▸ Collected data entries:
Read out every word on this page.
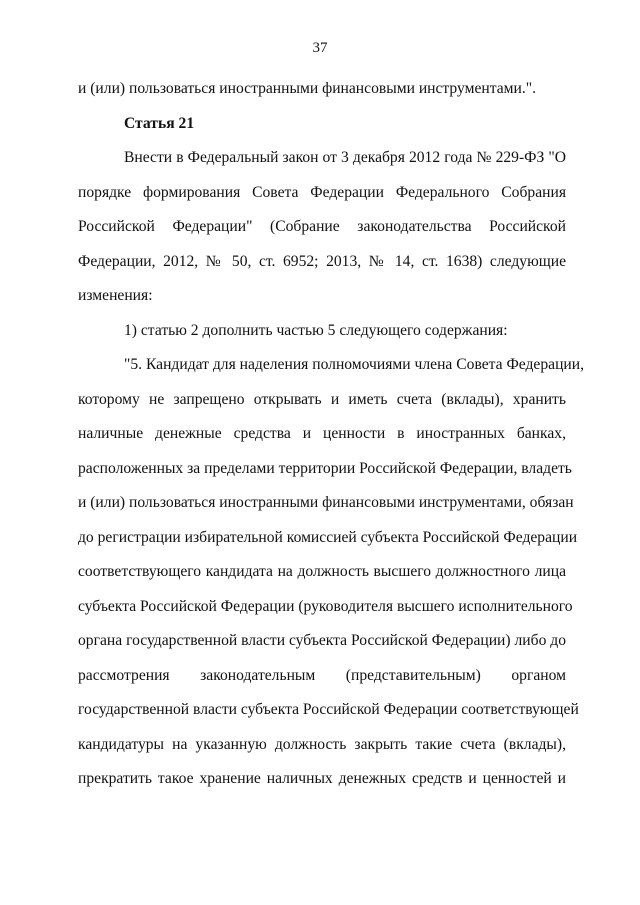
37
и (или) пользоваться иностранными финансовыми инструментами.".
Статья 21
Внести в Федеральный закон от 3 декабря 2012 года № 229-ФЗ "О
порядке формирования Совета Федерации Федерального Собрания
Российской Федерации" (Собрание законодательства Российской
Федерации, 2012, № 50, ст. 6952; 2013, № 14, ст. 1638) следующие
изменения:
1) статью 2 дополнить частью 5 следующего содержания:
"5. Кандидат для наделения полномочиями члена Совета Федерации,
которому не запрещено открывать и иметь счета (вклады), хранить
наличные денежные средства и ценности в иностранных банках,
расположенных за пределами территории Российской Федерации, владеть
и (или) пользоваться иностранными финансовыми инструментами, обязан
до регистрации избирательной комиссией субъекта Российской Федерации
соответствующего кандидата на должность высшего должностного лица
субъекта Российской Федерации (руководителя высшего исполнительного
органа государственной власти субъекта Российской Федерации) либо до
рассмотрения законодательным (представительным) органом
государственной власти субъекта Российской Федерации соответствующей
кандидатуры на указанную должность закрыть такие счета (вклады),
прекратить такое хранение наличных денежных средств и ценностей и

▸ DIRECTION:
Will you restate every entry word for word and omit the images?

▸ RESULT OF THE EXERCISE:
Read out every word on this page.
37
и (или) пользоваться иностранными финансовыми инструментами.".
Статья 21
Внести в Федеральный закон от 3 декабря 2012 года № 229-ФЗ "О
порядке формирования Совета Федерации Федерального Собрания
Российской Федерации" (Собрание законодательства Российской
Федерации, 2012, № 50, ст. 6952; 2013, № 14, ст. 1638) следующие
изменения:
1) статью 2 дополнить частью 5 следующего содержания:
"5. Кандидат для наделения полномочиями члена Совета Федерации,
которому не запрещено открывать и иметь счета (вклады), хранить
наличные денежные средства и ценности в иностранных банках,
расположенных за пределами территории Российской Федерации, владеть
и (или) пользоваться иностранными финансовыми инструментами, обязан
до регистрации избирательной комиссией субъекта Российской Федерации
соответствующего кандидата на должность высшего должностного лица
субъекта Российской Федерации (руководителя высшего исполнительного
органа государственной власти субъекта Российской Федерации) либо до
рассмотрения законодательным (представительным) органом
государственной власти субъекта Российской Федерации соответствующей
кандидатуры на указанную должность закрыть такие счета (вклады),
прекратить такое хранение наличных денежных средств и ценностей и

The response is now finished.